Source excerpt =>
——————
IMHO this lockless list iteration looks very complex and
should be
pretty difficult to maintain while moving forward, also since
it
pulls
the gpuvm_bos off the list, list iteration needs to be
protected by
an
outer lock anyway.

As being partly responsible for this convoluted list iterator,
I must
say I agree with you. There's so many ways this can go wrong if
the
user doesn't call it the right way, or doesn't protect
concurrent
list
iterations with a separate lock (luckily, this is a private
iterator). I
mean, it works, so there's certainly a way to get it right, but
gosh,
this is so far from the simple API I had hoped for.

Also from what I understand from Boris, the extobj
list would typically not need the fine-grained locking; only
the
evict
list?

Right, I'm adding the gpuvm_bo to extobj list in the ioctl
path, when
the GEM and VM resvs are held, and I'm deferring the
drm_gpuvm_bo_put()
call to a work that's not in the dma-signalling path. This
being
said,
I'm still not comfortable with the

gem = drm_gem_object_get(vm_bo->gem);
dma_resv_lock(gem->resv);
drm_gpuvm_bo_put(vm_bo);
dma_resv_unlock(gem->resv);
drm_gem_object_put(gem);

dance that's needed to avoid a UAF when the gpuvm_bo is the
last GEM
owner, not to mention that drm_gpuva_unlink() calls
drm_gpuvm_bo_put()
after making sure the GEM gpuvm_list lock is held, but this
lock
might
differ from the resv lock (custom locking so we can call
gpuvm_unlink() in the dma-signalling path). So we now have
paths
where
drm_gpuvm_bo_put() are called with the resv lock held, and
others
where
they are not, and that only works because we're relying on the
the
fact
those drm_gpuvm_bo_put() calls won't make the refcount drop to
zero,
because the deferred vm_bo_put() work still owns a vm_bo ref.

I'm not sure I follow to 100% here, but in the code snippet above
it's
pretty clear to me that it needs to hold an explicit gem object
reference when calling dma_resv_unlock(gem->resv). Each time you
copy a
referenced pointer (here from vm_bo->gem to gem) you need to up
the
refcount unless you make sure (by locks or other means) that the
source
of the copy has a strong refcount and stays alive, so that's no
weird
action to me. Could possibly add a drm_gpuvm_bo_get_gem() to
access the
gem member (and that also takes a refcount) for driver users to
avoid
the potential pitfall.
——————
Record excerpts =>
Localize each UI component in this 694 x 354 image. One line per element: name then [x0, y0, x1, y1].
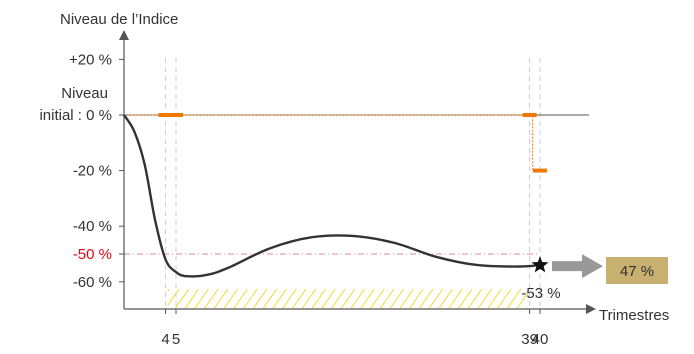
final-point-star-icon: [531, 256, 549, 273]
payout-box: [606, 257, 668, 284]
y-tick-label: -20 %: [73, 163, 112, 180]
payout-arrow-icon: [552, 254, 603, 279]
axes: [119, 30, 596, 314]
coupon-marker-3: [533, 168, 547, 173]
index-line: [122, 114, 541, 278]
y-tick-label: -50 %: [73, 246, 112, 263]
y-tick-label: Niveau initial : 0 %: [39, 85, 112, 124]
payout-indicator: 47 %: [606, 257, 668, 284]
x-axis-arrow: [586, 304, 596, 314]
coupon-marker-1: [169, 113, 183, 117]
coupon-marker-2: [522, 113, 537, 117]
final-value-label: -53 %: [521, 285, 560, 302]
y-tick-label-line-2: initial : 0 %: [39, 107, 112, 124]
x-tick-label: 5: [172, 331, 180, 348]
y-axis-arrow: [119, 30, 129, 40]
x-tick-label: 39: [521, 331, 538, 348]
y-tick-label-line-1: Niveau: [61, 85, 108, 102]
payout-label: 47 %: [620, 263, 654, 280]
y-tick-label: -40 %: [73, 218, 112, 235]
y-ticks: +20 % Niveau initial : 0 % -20 % -40 % -50 % -…: [39, 51, 124, 291]
y-tick-label: -60 %: [73, 274, 112, 291]
x-tick-label: 4: [161, 331, 169, 348]
y-tick-label: +20 %: [69, 51, 112, 68]
low-barrier-zone: [167, 289, 528, 308]
coupon-marker-0: [158, 113, 173, 117]
y-axis-label: Niveau de l’Indice: [60, 11, 178, 28]
x-axis-label: Trimestres: [599, 307, 669, 324]
autocall-barrier-line: [124, 114, 540, 172]
x-tick-label: 40: [532, 331, 549, 348]
series: [122, 113, 603, 279]
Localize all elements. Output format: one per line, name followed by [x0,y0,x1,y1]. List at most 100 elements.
——————
Problem details => Reproduce word for word the part of the GPU VM locking discussion above that starts with "IMHO this lockless" and goes on through "outer lock anyway.".

Exercise output =>
IMHO this lockless list iteration looks very complex and
should be
pretty difficult to maintain while moving forward, also since
it
pulls
the gpuvm_bos off the list, list iteration needs to be
protected by
an
outer lock anyway.